What to produce = Drop all images and give the records again exactly.

**** Data supplied

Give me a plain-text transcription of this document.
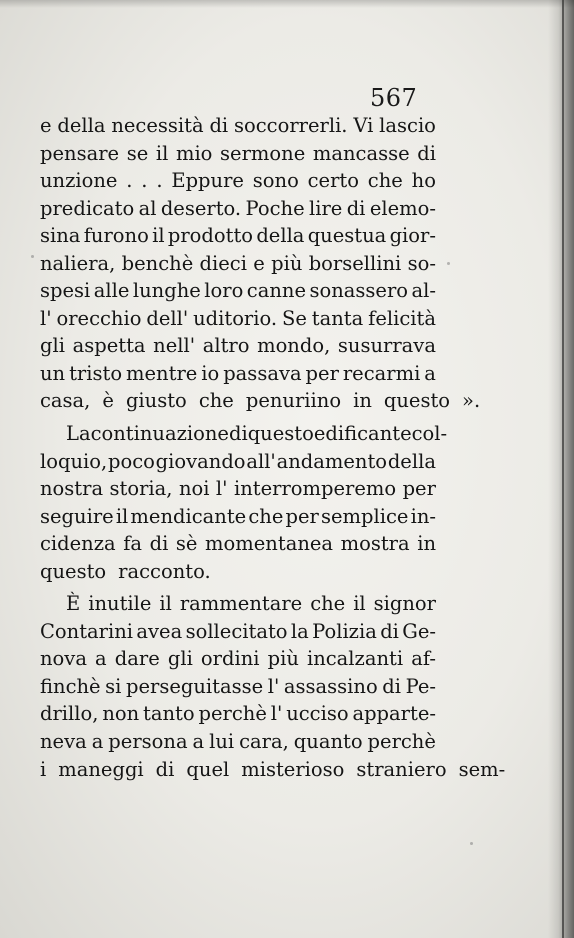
567
e della necessità di soccorrerli. Vi lascio
pensare se il mio sermone mancasse di
unzione . . . Eppure sono certo che ho
predicato al deserto. Poche lire di elemo-
sina furono il prodotto della questua gior-
naliera, benchè dieci e più borsellini so-
spesi alle lunghe loro canne sonassero al-
l' orecchio dell' uditorio. Se tanta felicità
gli aspetta nell' altro mondo, susurrava
un tristo mentre io passava per recarmi a
casa, è giusto che penuriino in questo ».
La continuazione di questo edificante col-
loquio, poco giovando all' andamento della
nostra storia, noi l' interromperemo per
seguire il mendicante che per semplice in-
cidenza fa di sè momentanea mostra in
questo racconto.
È inutile il rammentare che il signor
Contarini avea sollecitato la Polizia di Ge-
nova a dare gli ordini più incalzanti af-
finchè si perseguitasse l' assassino di Pe-
drillo, non tanto perchè l' ucciso apparte-
neva a persona a lui cara, quanto perchè
i maneggi di quel misterioso straniero sem-
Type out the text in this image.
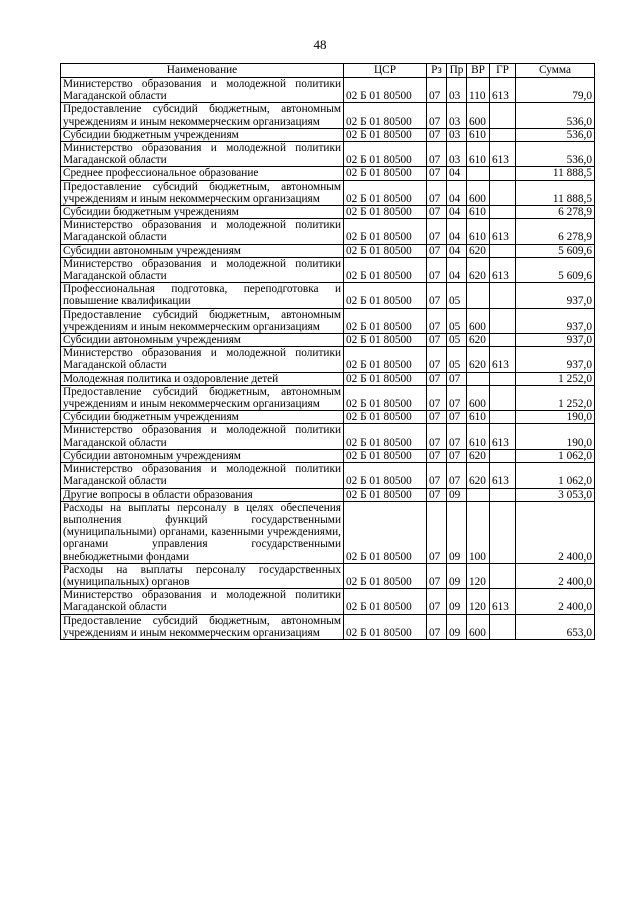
48
Наименование	ЦСР	Рз	Пр	ВР	ГР	Сумма
Министерство образования и молодежной политики Магаданской области	02 Б 01 80500	07	03	110	613	79,0
Предоставление субсидий бюджетным, автономным учреждениям и иным некоммерческим организациям	02 Б 01 80500	07	03	600		536,0
Субсидии бюджетным учреждениям	02 Б 01 80500	07	03	610		536,0
Министерство образования и молодежной политики Магаданской области	02 Б 01 80500	07	03	610	613	536,0
Среднее профессиональное образование	02 Б 01 80500	07	04			11 888,5
Предоставление субсидий бюджетным, автономным учреждениям и иным некоммерческим организациям	02 Б 01 80500	07	04	600		11 888,5
Субсидии бюджетным учреждениям	02 Б 01 80500	07	04	610		6 278,9
Министерство образования и молодежной политики Магаданской области	02 Б 01 80500	07	04	610	613	6 278,9
Субсидии автономным учреждениям	02 Б 01 80500	07	04	620		5 609,6
Министерство образования и молодежной политики Магаданской области	02 Б 01 80500	07	04	620	613	5 609,6
Профессиональная подготовка, переподготовка и повышение квалификации	02 Б 01 80500	07	05			937,0
Предоставление субсидий бюджетным, автономным учреждениям и иным некоммерческим организациям	02 Б 01 80500	07	05	600		937,0
Субсидии автономным учреждениям	02 Б 01 80500	07	05	620		937,0
Министерство образования и молодежной политики Магаданской области	02 Б 01 80500	07	05	620	613	937,0
Молодежная политика и оздоровление детей	02 Б 01 80500	07	07			1 252,0
Предоставление субсидий бюджетным, автономным учреждениям и иным некоммерческим организациям	02 Б 01 80500	07	07	600		1 252,0
Субсидии бюджетным учреждениям	02 Б 01 80500	07	07	610		190,0
Министерство образования и молодежной политики Магаданской области	02 Б 01 80500	07	07	610	613	190,0
Субсидии автономным учреждениям	02 Б 01 80500	07	07	620		1 062,0
Министерство образования и молодежной политики Магаданской области	02 Б 01 80500	07	07	620	613	1 062,0
Другие вопросы в области образования	02 Б 01 80500	07	09			3 053,0
Расходы на выплаты персоналу в целях обеспечения выполнения функций государственными (муниципальными) органами, казенными учреждениями, органами управления государственными внебюджетными фондами	02 Б 01 80500	07	09	100		2 400,0
Расходы на выплаты персоналу государственных (муниципальных) органов	02 Б 01 80500	07	09	120		2 400,0
Министерство образования и молодежной политики Магаданской области	02 Б 01 80500	07	09	120	613	2 400,0
Предоставление субсидий бюджетным, автономным учреждениям и иным некоммерческим организациям	02 Б 01 80500	07	09	600		653,0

********

Answer below =
Give me a plain-text transcription of this document.
567
e della necessità di soccorrerli. Vi lascio
pensare se il mio sermone mancasse di
unzione . . . Eppure sono certo che ho
predicato al deserto. Poche lire di elemo-
sina furono il prodotto della questua gior-
naliera, benchè dieci e più borsellini so-
spesi alle lunghe loro canne sonassero al-
l' orecchio dell' uditorio. Se tanta felicità
gli aspetta nell' altro mondo, susurrava
un tristo mentre io passava per recarmi a
casa, è giusto che penuriino in questo ».
La continuazione di questo edificante col-
loquio, poco giovando all' andamento della
nostra storia, noi l' interromperemo per
seguire il mendicante che per semplice in-
cidenza fa di sè momentanea mostra in
questo racconto.
È inutile il rammentare che il signor
Contarini avea sollecitato la Polizia di Ge-
nova a dare gli ordini più incalzanti af-
finchè si perseguitasse l' assassino di Pe-
drillo, non tanto perchè l' ucciso apparte-
neva a persona a lui cara, quanto perchè
i maneggi di quel misterioso straniero sem-
Type out the text in this image.
48
Наименование	ЦСР	Рз	Пр	ВР	ГР	Сумма
Министерство образования и молодежной политики Магаданской области	02 Б 01 80500	07	03	110	613	79,0
Предоставление субсидий бюджетным, автономным учреждениям и иным некоммерческим организациям	02 Б 01 80500	07	03	600		536,0
Субсидии бюджетным учреждениям	02 Б 01 80500	07	03	610		536,0
Министерство образования и молодежной политики Магаданской области	02 Б 01 80500	07	03	610	613	536,0
Среднее профессиональное образование	02 Б 01 80500	07	04			11 888,5
Предоставление субсидий бюджетным, автономным учреждениям и иным некоммерческим организациям	02 Б 01 80500	07	04	600		11 888,5
Субсидии бюджетным учреждениям	02 Б 01 80500	07	04	610		6 278,9
Министерство образования и молодежной политики Магаданской области	02 Б 01 80500	07	04	610	613	6 278,9
Субсидии автономным учреждениям	02 Б 01 80500	07	04	620		5 609,6
Министерство образования и молодежной политики Магаданской области	02 Б 01 80500	07	04	620	613	5 609,6
Профессиональная подготовка, переподготовка и повышение квалификации	02 Б 01 80500	07	05			937,0
Предоставление субсидий бюджетным, автономным учреждениям и иным некоммерческим организациям	02 Б 01 80500	07	05	600		937,0
Субсидии автономным учреждениям	02 Б 01 80500	07	05	620		937,0
Министерство образования и молодежной политики Магаданской области	02 Б 01 80500	07	05	620	613	937,0
Молодежная политика и оздоровление детей	02 Б 01 80500	07	07			1 252,0
Предоставление субсидий бюджетным, автономным учреждениям и иным некоммерческим организациям	02 Б 01 80500	07	07	600		1 252,0
Субсидии бюджетным учреждениям	02 Б 01 80500	07	07	610		190,0
Министерство образования и молодежной политики Магаданской области	02 Б 01 80500	07	07	610	613	190,0
Субсидии автономным учреждениям	02 Б 01 80500	07	07	620		1 062,0
Министерство образования и молодежной политики Магаданской области	02 Б 01 80500	07	07	620	613	1 062,0
Другие вопросы в области образования	02 Б 01 80500	07	09			3 053,0
Расходы на выплаты персоналу в целях обеспечения выполнения функций государственными (муниципальными) органами, казенными учреждениями, органами управления государственными внебюджетными фондами	02 Б 01 80500	07	09	100		2 400,0
Расходы на выплаты персоналу государственных (муниципальных) органов	02 Б 01 80500	07	09	120		2 400,0
Министерство образования и молодежной политики Магаданской области	02 Б 01 80500	07	09	120	613	2 400,0
Предоставление субсидий бюджетным, автономным учреждениям и иным некоммерческим организациям	02 Б 01 80500	07	09	600		653,0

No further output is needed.